**Task details**
Reproduce each of the following entries line for line, without any changes.

::::

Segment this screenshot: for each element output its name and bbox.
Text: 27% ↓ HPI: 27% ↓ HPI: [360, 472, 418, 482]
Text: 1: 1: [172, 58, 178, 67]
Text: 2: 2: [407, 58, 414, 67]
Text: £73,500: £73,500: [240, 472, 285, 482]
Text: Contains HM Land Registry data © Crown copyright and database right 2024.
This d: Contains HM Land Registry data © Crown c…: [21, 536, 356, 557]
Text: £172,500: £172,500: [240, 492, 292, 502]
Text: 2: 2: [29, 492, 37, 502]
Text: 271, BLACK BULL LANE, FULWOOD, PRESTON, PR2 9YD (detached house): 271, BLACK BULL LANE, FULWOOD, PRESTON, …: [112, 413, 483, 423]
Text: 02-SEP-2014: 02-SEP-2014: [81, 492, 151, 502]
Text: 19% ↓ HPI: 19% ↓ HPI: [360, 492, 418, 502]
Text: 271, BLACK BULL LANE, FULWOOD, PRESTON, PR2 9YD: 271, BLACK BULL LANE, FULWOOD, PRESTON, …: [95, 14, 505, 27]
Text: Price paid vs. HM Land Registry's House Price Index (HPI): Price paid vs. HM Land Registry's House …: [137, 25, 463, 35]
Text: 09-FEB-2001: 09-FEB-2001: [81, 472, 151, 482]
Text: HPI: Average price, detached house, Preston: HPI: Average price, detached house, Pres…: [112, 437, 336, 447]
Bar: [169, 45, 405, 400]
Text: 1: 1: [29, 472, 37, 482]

::::

**Expected output**
Segment this screenshot: for each element output its name and bbox.
Text: 27% ↓ HPI: 27% ↓ HPI: [360, 472, 418, 482]
Text: 1: 1: [172, 58, 178, 67]
Text: 2: 2: [407, 58, 414, 67]
Text: £73,500: £73,500: [240, 472, 285, 482]
Text: Contains HM Land Registry data © Crown copyright and database right 2024.
This d: Contains HM Land Registry data © Crown c…: [21, 536, 356, 557]
Text: £172,500: £172,500: [240, 492, 292, 502]
Text: 2: 2: [29, 492, 37, 502]
Text: 271, BLACK BULL LANE, FULWOOD, PRESTON, PR2 9YD (detached house): 271, BLACK BULL LANE, FULWOOD, PRESTON, …: [112, 413, 483, 423]
Text: 02-SEP-2014: 02-SEP-2014: [81, 492, 151, 502]
Text: 19% ↓ HPI: 19% ↓ HPI: [360, 492, 418, 502]
Text: 271, BLACK BULL LANE, FULWOOD, PRESTON, PR2 9YD: 271, BLACK BULL LANE, FULWOOD, PRESTON, …: [95, 14, 505, 27]
Text: Price paid vs. HM Land Registry's House Price Index (HPI): Price paid vs. HM Land Registry's House …: [137, 25, 463, 35]
Text: 09-FEB-2001: 09-FEB-2001: [81, 472, 151, 482]
Text: HPI: Average price, detached house, Preston: HPI: Average price, detached house, Pres…: [112, 437, 336, 447]
Bar: [169, 45, 405, 400]
Text: 1: 1: [29, 472, 37, 482]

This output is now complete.